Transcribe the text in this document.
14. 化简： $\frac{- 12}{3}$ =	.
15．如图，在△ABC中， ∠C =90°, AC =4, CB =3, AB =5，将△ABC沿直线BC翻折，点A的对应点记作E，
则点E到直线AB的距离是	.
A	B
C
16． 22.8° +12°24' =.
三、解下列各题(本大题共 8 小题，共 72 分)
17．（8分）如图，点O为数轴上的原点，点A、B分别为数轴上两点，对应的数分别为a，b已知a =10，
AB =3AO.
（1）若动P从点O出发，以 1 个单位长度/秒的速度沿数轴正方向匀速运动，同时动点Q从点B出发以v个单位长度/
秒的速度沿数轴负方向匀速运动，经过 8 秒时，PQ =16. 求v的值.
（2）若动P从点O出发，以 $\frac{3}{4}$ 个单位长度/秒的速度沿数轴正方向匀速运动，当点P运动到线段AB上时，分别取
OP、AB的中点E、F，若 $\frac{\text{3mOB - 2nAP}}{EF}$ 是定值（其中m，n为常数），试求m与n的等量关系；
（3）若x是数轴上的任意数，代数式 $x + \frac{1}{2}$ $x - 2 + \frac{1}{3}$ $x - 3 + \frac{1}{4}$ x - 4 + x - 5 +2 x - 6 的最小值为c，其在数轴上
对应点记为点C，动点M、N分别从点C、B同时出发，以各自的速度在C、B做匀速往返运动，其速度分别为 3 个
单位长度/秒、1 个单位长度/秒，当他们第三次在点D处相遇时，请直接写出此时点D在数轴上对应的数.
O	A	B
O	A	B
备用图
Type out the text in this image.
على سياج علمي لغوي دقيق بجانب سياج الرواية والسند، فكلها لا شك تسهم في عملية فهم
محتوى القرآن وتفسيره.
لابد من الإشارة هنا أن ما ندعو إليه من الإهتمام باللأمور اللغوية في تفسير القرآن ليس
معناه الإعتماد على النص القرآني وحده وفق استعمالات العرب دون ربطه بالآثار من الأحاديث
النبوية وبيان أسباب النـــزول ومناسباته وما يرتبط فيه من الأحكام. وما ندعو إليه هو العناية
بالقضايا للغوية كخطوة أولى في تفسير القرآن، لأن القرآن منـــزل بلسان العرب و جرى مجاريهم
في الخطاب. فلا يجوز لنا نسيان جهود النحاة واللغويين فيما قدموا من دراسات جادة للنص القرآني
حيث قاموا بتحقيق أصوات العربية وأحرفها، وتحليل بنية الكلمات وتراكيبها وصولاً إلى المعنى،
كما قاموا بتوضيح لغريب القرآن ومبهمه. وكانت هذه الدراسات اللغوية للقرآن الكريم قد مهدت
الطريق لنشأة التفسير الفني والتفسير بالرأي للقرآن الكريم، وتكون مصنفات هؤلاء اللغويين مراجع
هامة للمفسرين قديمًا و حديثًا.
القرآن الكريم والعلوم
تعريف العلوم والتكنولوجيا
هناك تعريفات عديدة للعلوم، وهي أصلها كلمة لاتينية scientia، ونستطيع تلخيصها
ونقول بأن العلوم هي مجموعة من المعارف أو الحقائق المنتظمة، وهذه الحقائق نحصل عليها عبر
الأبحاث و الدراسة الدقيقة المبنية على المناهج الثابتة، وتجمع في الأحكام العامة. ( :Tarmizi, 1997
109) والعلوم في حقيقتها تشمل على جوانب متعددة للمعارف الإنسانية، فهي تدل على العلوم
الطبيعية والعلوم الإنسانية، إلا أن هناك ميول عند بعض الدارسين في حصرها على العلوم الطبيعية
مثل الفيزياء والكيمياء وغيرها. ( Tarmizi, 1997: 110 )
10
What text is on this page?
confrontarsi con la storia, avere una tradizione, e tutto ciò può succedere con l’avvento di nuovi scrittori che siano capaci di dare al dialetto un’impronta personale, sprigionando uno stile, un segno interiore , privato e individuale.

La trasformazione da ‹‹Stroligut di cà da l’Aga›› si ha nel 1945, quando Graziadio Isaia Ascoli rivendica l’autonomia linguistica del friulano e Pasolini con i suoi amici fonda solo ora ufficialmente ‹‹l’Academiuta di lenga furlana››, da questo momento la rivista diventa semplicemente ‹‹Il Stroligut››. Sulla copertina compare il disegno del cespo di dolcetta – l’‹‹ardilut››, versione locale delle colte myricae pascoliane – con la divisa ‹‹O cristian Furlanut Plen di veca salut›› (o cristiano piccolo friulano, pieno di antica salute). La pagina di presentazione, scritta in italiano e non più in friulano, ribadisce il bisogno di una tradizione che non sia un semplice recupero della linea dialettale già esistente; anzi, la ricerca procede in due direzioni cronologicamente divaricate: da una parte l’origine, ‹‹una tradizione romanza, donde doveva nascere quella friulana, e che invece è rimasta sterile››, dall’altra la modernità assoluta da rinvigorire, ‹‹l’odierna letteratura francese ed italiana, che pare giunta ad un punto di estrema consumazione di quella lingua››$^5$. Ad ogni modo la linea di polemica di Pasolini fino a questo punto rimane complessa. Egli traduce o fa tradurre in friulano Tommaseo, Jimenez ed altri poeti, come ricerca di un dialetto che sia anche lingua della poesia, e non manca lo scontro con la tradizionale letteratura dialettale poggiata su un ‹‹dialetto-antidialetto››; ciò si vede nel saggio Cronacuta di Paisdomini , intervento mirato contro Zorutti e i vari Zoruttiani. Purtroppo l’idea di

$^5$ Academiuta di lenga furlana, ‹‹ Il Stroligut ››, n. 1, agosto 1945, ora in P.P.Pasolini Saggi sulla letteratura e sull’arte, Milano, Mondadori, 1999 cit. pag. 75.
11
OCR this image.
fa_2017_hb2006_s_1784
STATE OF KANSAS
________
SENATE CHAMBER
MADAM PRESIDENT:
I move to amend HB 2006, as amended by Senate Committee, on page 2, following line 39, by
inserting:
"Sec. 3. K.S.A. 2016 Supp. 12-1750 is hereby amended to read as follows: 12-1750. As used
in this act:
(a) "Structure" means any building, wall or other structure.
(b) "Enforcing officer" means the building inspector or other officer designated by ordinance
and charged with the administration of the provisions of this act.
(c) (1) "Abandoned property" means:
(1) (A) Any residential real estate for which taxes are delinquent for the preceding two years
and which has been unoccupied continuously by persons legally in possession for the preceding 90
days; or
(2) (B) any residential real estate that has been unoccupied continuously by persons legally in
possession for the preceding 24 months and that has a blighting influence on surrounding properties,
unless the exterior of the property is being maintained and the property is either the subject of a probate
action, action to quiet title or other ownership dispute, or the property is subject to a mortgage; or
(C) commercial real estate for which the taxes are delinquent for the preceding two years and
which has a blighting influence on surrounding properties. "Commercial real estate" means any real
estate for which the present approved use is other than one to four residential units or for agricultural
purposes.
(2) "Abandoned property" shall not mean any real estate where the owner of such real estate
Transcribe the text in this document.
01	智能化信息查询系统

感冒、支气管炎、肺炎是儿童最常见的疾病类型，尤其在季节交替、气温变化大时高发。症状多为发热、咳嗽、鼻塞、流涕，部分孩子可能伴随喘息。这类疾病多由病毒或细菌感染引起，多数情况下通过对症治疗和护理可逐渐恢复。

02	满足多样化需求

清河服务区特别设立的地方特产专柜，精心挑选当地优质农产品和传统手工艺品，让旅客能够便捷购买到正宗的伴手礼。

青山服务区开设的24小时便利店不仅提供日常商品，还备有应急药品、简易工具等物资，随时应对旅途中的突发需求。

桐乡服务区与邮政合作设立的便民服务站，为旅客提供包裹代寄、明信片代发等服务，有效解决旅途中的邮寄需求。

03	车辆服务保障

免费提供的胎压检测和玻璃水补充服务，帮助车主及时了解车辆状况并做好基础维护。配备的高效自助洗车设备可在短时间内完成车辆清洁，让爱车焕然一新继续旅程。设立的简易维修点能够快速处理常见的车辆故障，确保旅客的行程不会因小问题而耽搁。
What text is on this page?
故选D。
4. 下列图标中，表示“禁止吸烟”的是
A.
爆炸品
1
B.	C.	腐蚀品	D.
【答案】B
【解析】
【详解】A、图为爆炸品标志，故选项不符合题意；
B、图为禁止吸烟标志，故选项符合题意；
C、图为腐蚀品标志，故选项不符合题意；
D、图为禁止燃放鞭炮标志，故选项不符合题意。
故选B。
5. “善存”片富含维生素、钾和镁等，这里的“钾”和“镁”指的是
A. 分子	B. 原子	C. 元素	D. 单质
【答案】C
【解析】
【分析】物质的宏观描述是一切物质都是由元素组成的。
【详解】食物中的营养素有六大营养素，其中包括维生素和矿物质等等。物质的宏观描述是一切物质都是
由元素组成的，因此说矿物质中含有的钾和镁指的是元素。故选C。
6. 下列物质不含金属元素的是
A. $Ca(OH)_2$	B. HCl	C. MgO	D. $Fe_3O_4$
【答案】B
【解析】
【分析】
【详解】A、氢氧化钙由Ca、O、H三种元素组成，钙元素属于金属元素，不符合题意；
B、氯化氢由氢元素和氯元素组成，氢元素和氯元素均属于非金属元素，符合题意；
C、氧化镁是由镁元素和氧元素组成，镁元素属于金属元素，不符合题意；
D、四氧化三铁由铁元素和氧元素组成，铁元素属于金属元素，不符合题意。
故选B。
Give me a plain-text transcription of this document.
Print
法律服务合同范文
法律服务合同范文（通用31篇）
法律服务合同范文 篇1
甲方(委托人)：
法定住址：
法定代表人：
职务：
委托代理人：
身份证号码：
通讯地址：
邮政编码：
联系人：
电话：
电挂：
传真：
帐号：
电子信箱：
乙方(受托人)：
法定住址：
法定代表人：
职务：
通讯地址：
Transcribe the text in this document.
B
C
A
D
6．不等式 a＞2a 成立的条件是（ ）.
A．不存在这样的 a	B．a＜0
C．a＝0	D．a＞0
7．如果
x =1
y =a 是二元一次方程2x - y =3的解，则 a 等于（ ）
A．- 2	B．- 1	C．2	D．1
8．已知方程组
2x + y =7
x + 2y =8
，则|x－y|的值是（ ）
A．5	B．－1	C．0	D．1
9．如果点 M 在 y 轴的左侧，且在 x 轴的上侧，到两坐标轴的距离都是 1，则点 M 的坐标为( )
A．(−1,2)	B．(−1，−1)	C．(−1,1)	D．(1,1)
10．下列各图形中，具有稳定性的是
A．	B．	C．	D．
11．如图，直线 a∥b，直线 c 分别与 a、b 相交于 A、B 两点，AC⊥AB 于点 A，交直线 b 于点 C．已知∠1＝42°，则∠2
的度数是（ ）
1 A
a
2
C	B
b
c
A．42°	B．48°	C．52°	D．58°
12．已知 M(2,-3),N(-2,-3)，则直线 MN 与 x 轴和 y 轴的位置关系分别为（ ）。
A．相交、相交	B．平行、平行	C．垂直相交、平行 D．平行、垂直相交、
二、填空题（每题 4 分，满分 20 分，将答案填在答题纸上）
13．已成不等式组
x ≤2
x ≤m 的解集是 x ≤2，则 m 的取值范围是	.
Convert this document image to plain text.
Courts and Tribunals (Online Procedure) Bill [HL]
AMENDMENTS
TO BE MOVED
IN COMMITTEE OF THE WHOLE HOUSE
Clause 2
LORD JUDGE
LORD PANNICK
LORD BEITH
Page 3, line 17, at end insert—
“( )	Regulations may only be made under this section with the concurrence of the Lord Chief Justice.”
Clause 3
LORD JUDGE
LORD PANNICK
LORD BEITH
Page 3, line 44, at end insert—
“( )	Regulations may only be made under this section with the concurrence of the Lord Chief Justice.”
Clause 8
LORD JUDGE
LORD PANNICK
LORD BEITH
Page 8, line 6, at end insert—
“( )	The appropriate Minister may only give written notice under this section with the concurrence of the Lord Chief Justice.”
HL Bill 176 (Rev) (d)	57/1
◆ ◆ ◆ ◆
SHORT PROBLEM. List all lines in the material containing the string "Abandoned".

SOLUTION TO THE EXERCISE.
(c) (1) "Abandoned property" means:
(2) "Abandoned property" shall not mean any real estate where the owner of such real estate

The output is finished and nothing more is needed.